[INPUT MATERIAL]:
## begin

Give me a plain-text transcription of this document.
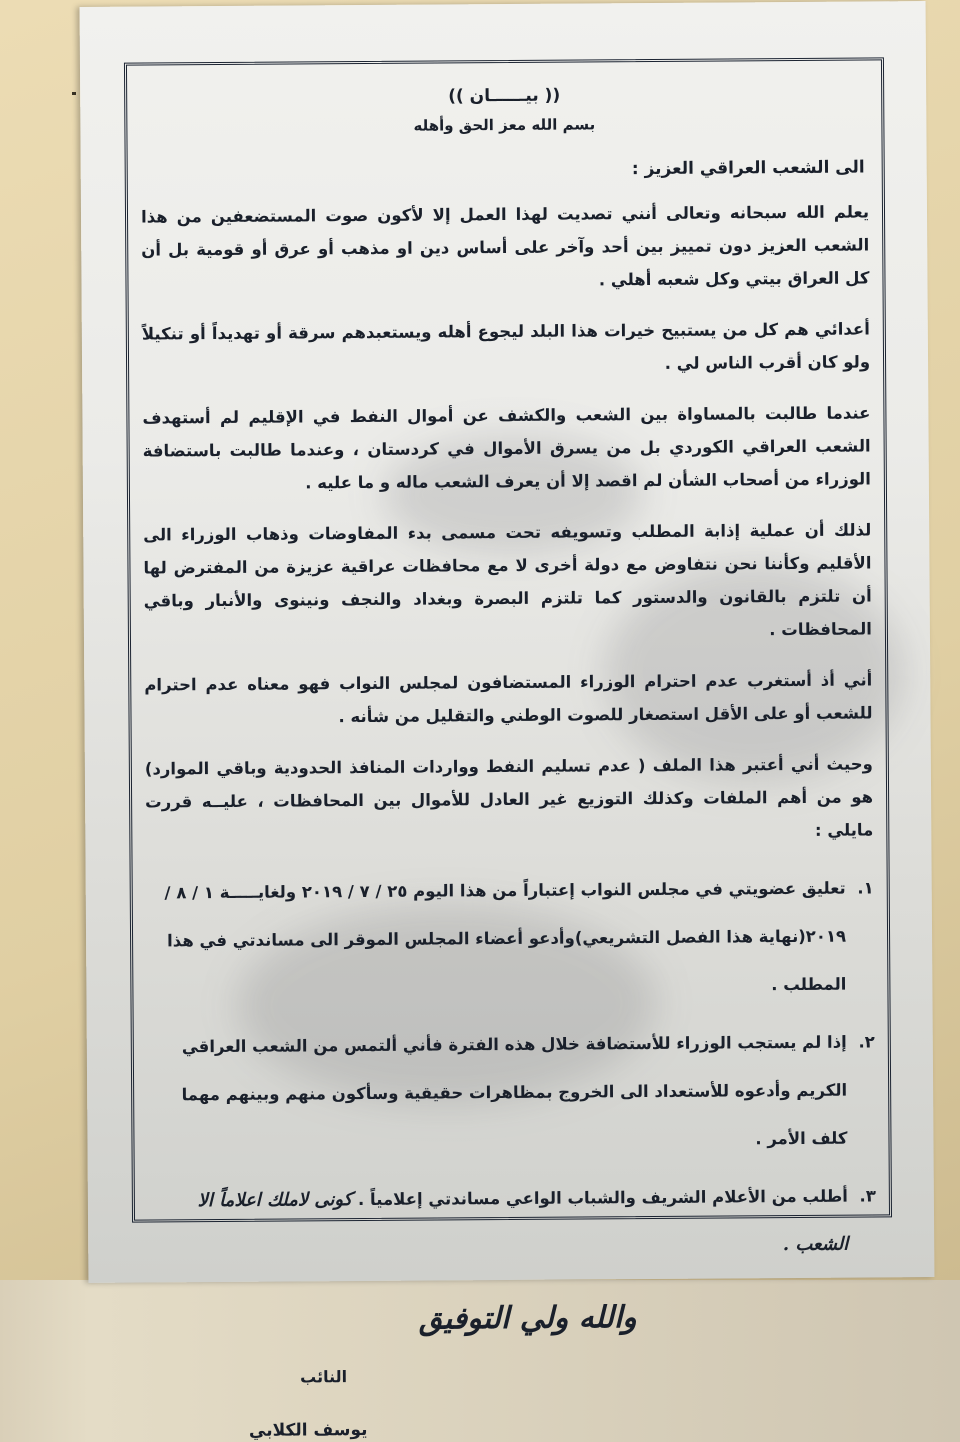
(( بيــــــان ))
بسم الله معز الحق وأهله
الى الشعب العراقي العزيز :

يعلم الله سبحانه وتعالى أنني تصديت لهذا العمل إلا لأكون صوت المستضعفين من هذا الشعب العزيز دون تمييز بين أحد وآخر على أساس دين او مذهب أو عرق أو قومية بل أن كل العراق بيتي وكل شعبه أهلي .

أعدائي هم كل من يستبيح خيرات هذا البلد ليجوع أهله ويستعبدهم سرقة أو تهديداً أو تنكيلاً ولو كان أقرب الناس لي .

عندما طالبت بالمساواة بين الشعب والكشف عن أموال النفط في الإقليم لم أستهدف الشعب العراقي الكوردي بل من يسرق الأموال في كردستان ، وعندما طالبت باستضافة الوزراء من أصحاب الشأن لم اقصد إلا أن يعرف الشعب ماله و ما عليه .

لذلك أن عملية إذابة المطلب وتسويفه تحت مسمى بدء المفاوضات وذهاب الوزراء الى الأقليم وكأننا نحن نتفاوض مع دولة أخرى لا مع محافظات عراقية عزيزة من المفترض لها أن تلتزم بالقانون والدستور كما تلتزم البصرة وبغداد والنجف ونينوى والأنبار وباقي المحافظات .

أني أذ أستغرب عدم احترام الوزراء المستضافون لمجلس النواب فهو معناه عدم احترام للشعب أو على الأقل استصغار للصوت الوطني والتقليل من شأنه .

وحيث أني أعتبر هذا الملف ( عدم تسليم النفط وواردات المنافذ الحدودية وباقي الموارد) هو من أهم الملفات وكذلك التوزيع غير العادل للأموال بين المحافظات ، عليــه قررت مايلي :

١.
تعليق عضويتي في مجلس النواب إعتباراً من هذا اليوم ٢٥ / ٧ / ٢٠١٩ ولغايـــــة ١ / ٨ / ٢٠١٩(نهاية هذا الفصل التشريعي)وأدعو أعضاء المجلس الموقر الى مساندتي في هذا المطلب .
٢.
إذا لم يستجب الوزراء للأستضافة خلال هذه الفترة فأني ألتمس من الشعب العراقي الكريم وأدعوه للأستعداد الى الخروج بمظاهرات حقيقية وسأكون منهم وبينهم مهما كلف الأمر .
٣.
أطلب من الأعلام الشريف والشباب الواعي مساندتي إعلامياً . كونى لاملك اعلاماً الا الشعب .
والله ولي التوفيق
النائب
يوسف الكلابي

## end

[GOAL OF THE EXERCISE]:
In the copy, include all records verbatim but no images.

[WRITTEN RESPONSE]:
Give me a plain-text transcription of this document.
(( بيــــــان ))
بسم الله معز الحق وأهله
الى الشعب العراقي العزيز :

يعلم الله سبحانه وتعالى أنني تصديت لهذا العمل إلا لأكون صوت المستضعفين من هذا الشعب العزيز دون تمييز بين أحد وآخر على أساس دين او مذهب أو عرق أو قومية بل أن كل العراق بيتي وكل شعبه أهلي .

أعدائي هم كل من يستبيح خيرات هذا البلد ليجوع أهله ويستعبدهم سرقة أو تهديداً أو تنكيلاً ولو كان أقرب الناس لي .

عندما طالبت بالمساواة بين الشعب والكشف عن أموال النفط في الإقليم لم أستهدف الشعب العراقي الكوردي بل من يسرق الأموال في كردستان ، وعندما طالبت باستضافة الوزراء من أصحاب الشأن لم اقصد إلا أن يعرف الشعب ماله و ما عليه .

لذلك أن عملية إذابة المطلب وتسويفه تحت مسمى بدء المفاوضات وذهاب الوزراء الى الأقليم وكأننا نحن نتفاوض مع دولة أخرى لا مع محافظات عراقية عزيزة من المفترض لها أن تلتزم بالقانون والدستور كما تلتزم البصرة وبغداد والنجف ونينوى والأنبار وباقي المحافظات .

أني أذ أستغرب عدم احترام الوزراء المستضافون لمجلس النواب فهو معناه عدم احترام للشعب أو على الأقل استصغار للصوت الوطني والتقليل من شأنه .

وحيث أني أعتبر هذا الملف ( عدم تسليم النفط وواردات المنافذ الحدودية وباقي الموارد) هو من أهم الملفات وكذلك التوزيع غير العادل للأموال بين المحافظات ، عليــه قررت مايلي :

١.
تعليق عضويتي في مجلس النواب إعتباراً من هذا اليوم ٢٥ / ٧ / ٢٠١٩ ولغايـــــة ١ / ٨ / ٢٠١٩(نهاية هذا الفصل التشريعي)وأدعو أعضاء المجلس الموقر الى مساندتي في هذا المطلب .
٢.
إذا لم يستجب الوزراء للأستضافة خلال هذه الفترة فأني ألتمس من الشعب العراقي الكريم وأدعوه للأستعداد الى الخروج بمظاهرات حقيقية وسأكون منهم وبينهم مهما كلف الأمر .
٣.
أطلب من الأعلام الشريف والشباب الواعي مساندتي إعلامياً . كونى لاملك اعلاماً الا الشعب .
والله ولي التوفيق
النائب
يوسف الكلابي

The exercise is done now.